═════ LISTED RECORDS

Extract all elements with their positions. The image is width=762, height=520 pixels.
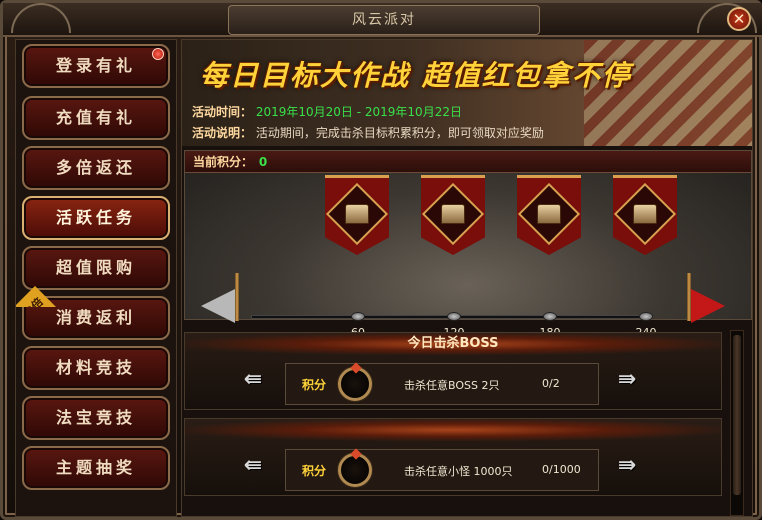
task-description: 击杀任意小怪 1000只 xyxy=(404,465,513,478)
sidebar-item-material-contest[interactable]: 材料竞技 xyxy=(22,346,170,390)
treasure-chest-icon xyxy=(345,204,369,224)
points-label: 积分 xyxy=(302,378,327,392)
task-list: 今日击杀BOSS ⇚ 积分 击杀任意BOSS 2只 0/2 ⇛ ⇚ 积分 击杀任… xyxy=(184,330,726,516)
task-card-glow xyxy=(185,419,721,441)
main-panel: 每日目标大作战 超值红包拿不停 活动时间： 2019年10月20日 - 2019… xyxy=(181,39,753,517)
milestone-marker xyxy=(639,312,653,321)
reward-banner-240[interactable] xyxy=(613,175,677,255)
event-desc-label: 活动说明： xyxy=(192,126,253,140)
sidebar-item-label: 材料竞技 xyxy=(55,358,136,377)
task-section-title: 今日击杀BOSS xyxy=(185,333,721,355)
sidebar-item-limited-purchase[interactable]: 超值限购 xyxy=(22,246,170,290)
chest-frame xyxy=(517,182,581,246)
next-arrow-icon[interactable]: ⇛ xyxy=(613,369,641,393)
points-label: 积分 xyxy=(302,464,327,478)
event-desc-value: 活动期间，完成击杀目标积累积分，即可领取对应奖励 xyxy=(255,126,544,140)
sidebar-item-multi-return[interactable]: 多倍返还 xyxy=(22,146,170,190)
event-banner: 每日目标大作战 超值红包拿不停 活动时间： 2019年10月20日 - 2019… xyxy=(182,40,752,146)
task-description: 击杀任意BOSS 2只 xyxy=(404,379,500,392)
treasure-chest-icon xyxy=(633,204,657,224)
reward-banner-180[interactable] xyxy=(517,175,581,255)
reward-ring-icon[interactable] xyxy=(338,453,372,487)
chest-frame xyxy=(325,182,389,246)
event-time-value: 2019年10月20日 - 2019年10月22日 xyxy=(255,105,462,119)
task-progress: 0/1000 xyxy=(542,463,581,476)
close-button[interactable]: ✕ xyxy=(727,7,751,31)
event-time-row: 活动时间： 2019年10月20日 - 2019年10月22日 xyxy=(192,103,462,121)
left-flag-pole xyxy=(235,273,239,321)
sidebar-item-label: 消费返利 xyxy=(55,308,136,327)
task-card: 今日击杀BOSS ⇚ 积分 击杀任意BOSS 2只 0/2 ⇛ xyxy=(184,332,722,410)
sidebar-item-active-tasks[interactable]: 活跃任务 xyxy=(22,196,170,240)
event-desc-row: 活动说明： 活动期间，完成击杀目标积累积分，即可领取对应奖励 xyxy=(192,124,544,142)
sidebar-item-label: 充值有礼 xyxy=(55,108,136,127)
treasure-chest-icon xyxy=(441,204,465,224)
current-score-value: 0 xyxy=(258,155,268,169)
reward-ring-icon[interactable] xyxy=(338,367,372,401)
sidebar-item-login-reward[interactable]: 登录有礼 xyxy=(22,44,170,88)
sidebar-item-theme-lottery[interactable]: 主题抽奖 xyxy=(22,446,170,490)
sidebar-item-label: 登录有礼 xyxy=(55,56,136,75)
chest-frame xyxy=(421,182,485,246)
sidebar-item-label: 多倍返还 xyxy=(55,158,136,177)
reward-banner-120[interactable] xyxy=(421,175,485,255)
current-score-bar: 当前积分： 0 xyxy=(185,151,751,173)
event-window: 风云派对 ✕ 登录有礼 充值有礼 多倍返还 活跃任务 超值限购 消费返利 2倍 … xyxy=(0,0,762,520)
window-title: 风云派对 xyxy=(228,5,540,35)
current-score-label: 当前积分： xyxy=(193,155,254,169)
event-time-label: 活动时间： xyxy=(192,105,253,119)
sidebar-item-label: 活跃任务 xyxy=(55,208,136,227)
task-row: 积分 击杀任意小怪 1000只 0/1000 xyxy=(285,449,599,491)
task-scrollbar[interactable] xyxy=(730,330,744,516)
sidebar-menu: 登录有礼 充值有礼 多倍返还 活跃任务 超值限购 消费返利 2倍 材料竞技 法宝… xyxy=(15,39,177,517)
prev-arrow-icon[interactable]: ⇚ xyxy=(239,369,267,393)
right-flag-icon xyxy=(691,289,725,323)
sidebar-item-label: 主题抽奖 xyxy=(55,458,136,477)
prev-arrow-icon[interactable]: ⇚ xyxy=(239,455,267,479)
task-card: ⇚ 积分 击杀任意小怪 1000只 0/1000 ⇛ xyxy=(184,418,722,496)
banner-title: 每日目标大作战 超值红包拿不停 xyxy=(200,59,632,92)
task-progress: 0/2 xyxy=(542,377,560,390)
scroll-thumb[interactable] xyxy=(733,335,741,495)
notice-dot-icon xyxy=(152,48,164,60)
sidebar-item-recharge-reward[interactable]: 充值有礼 xyxy=(22,96,170,140)
score-progress-area: 当前积分： 0 60 120 xyxy=(184,150,752,339)
milestone-marker xyxy=(543,312,557,321)
left-flag-icon xyxy=(201,289,235,323)
milestone-marker xyxy=(351,312,365,321)
chest-frame xyxy=(613,182,677,246)
treasure-chest-icon xyxy=(537,204,561,224)
task-row: 积分 击杀任意BOSS 2只 0/2 xyxy=(285,363,599,405)
sidebar-item-treasure-contest[interactable]: 法宝竞技 xyxy=(22,396,170,440)
sidebar-item-label: 法宝竞技 xyxy=(55,408,136,427)
milestone-marker xyxy=(447,312,461,321)
next-arrow-icon[interactable]: ⇛ xyxy=(613,455,641,479)
left-horn-ornament xyxy=(11,3,71,33)
reward-banner-60[interactable] xyxy=(325,175,389,255)
sidebar-item-label: 超值限购 xyxy=(55,258,136,277)
title-bar: 风云派对 ✕ xyxy=(3,3,762,37)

══════════

# TASK DESCRIPTION:
Revise the material from the line containing "task-description: 击杀任意小怪 1000只" through the line containing "task-section-title: 今日击杀BOSS xyxy=(185,333,721,355)", replacing "milestone-marker" with "progress-marker" and leaving everything else unchanged.

# FINISHED TASK:
task-description: 击杀任意小怪 1000只 xyxy=(404,465,513,478)
sidebar-item-material-contest[interactable]: 材料竞技 xyxy=(22,346,170,390)
treasure-chest-icon xyxy=(345,204,369,224)
points-label: 积分 xyxy=(302,378,327,392)
task-list: 今日击杀BOSS ⇚ 积分 击杀任意BOSS 2只 0/2 ⇛ ⇚ 积分 击杀任… xyxy=(184,330,726,516)
task-card-glow xyxy=(185,419,721,441)
main-panel: 每日目标大作战 超值红包拿不停 活动时间： 2019年10月20日 - 2019… xyxy=(181,39,753,517)
progress-marker xyxy=(639,312,653,321)
reward-banner-240[interactable] xyxy=(613,175,677,255)
event-desc-label: 活动说明： xyxy=(192,126,253,140)
sidebar-item-label: 材料竞技 xyxy=(55,358,136,377)
task-section-title: 今日击杀BOSS xyxy=(185,333,721,355)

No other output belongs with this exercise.